(Stored records)
━━━

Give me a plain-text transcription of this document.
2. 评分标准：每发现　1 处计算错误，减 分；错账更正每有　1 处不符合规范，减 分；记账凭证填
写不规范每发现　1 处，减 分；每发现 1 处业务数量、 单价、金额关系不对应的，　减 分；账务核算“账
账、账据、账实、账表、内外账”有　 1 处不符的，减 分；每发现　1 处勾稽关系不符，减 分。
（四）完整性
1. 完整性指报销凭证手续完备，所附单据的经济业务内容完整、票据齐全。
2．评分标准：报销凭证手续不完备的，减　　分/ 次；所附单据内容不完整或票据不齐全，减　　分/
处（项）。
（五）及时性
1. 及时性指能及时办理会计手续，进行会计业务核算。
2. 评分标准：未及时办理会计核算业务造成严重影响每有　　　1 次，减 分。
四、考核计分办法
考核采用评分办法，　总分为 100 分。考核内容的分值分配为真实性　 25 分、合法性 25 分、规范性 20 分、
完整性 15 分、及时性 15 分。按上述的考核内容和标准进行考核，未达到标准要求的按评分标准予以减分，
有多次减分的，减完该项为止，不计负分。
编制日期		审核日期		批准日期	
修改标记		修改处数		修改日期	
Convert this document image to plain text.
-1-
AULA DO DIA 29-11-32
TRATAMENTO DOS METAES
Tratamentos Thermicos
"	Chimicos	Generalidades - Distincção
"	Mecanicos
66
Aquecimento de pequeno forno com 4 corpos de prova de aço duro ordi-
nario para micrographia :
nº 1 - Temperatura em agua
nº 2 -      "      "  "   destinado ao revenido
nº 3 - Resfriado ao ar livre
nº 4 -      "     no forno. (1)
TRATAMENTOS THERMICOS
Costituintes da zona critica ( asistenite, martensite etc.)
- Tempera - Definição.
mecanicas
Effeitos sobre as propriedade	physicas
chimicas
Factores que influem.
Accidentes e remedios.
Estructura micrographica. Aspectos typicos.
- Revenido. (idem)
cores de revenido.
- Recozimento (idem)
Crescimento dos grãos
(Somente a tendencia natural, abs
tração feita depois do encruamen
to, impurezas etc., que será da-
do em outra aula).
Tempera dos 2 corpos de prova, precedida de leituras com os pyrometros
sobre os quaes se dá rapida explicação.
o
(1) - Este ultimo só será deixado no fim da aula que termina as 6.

━━━

__THE EXERCISE__
Go through the material above and count the lines that contain "sobre"; give that number alone.

__TASK RESPONSE__
2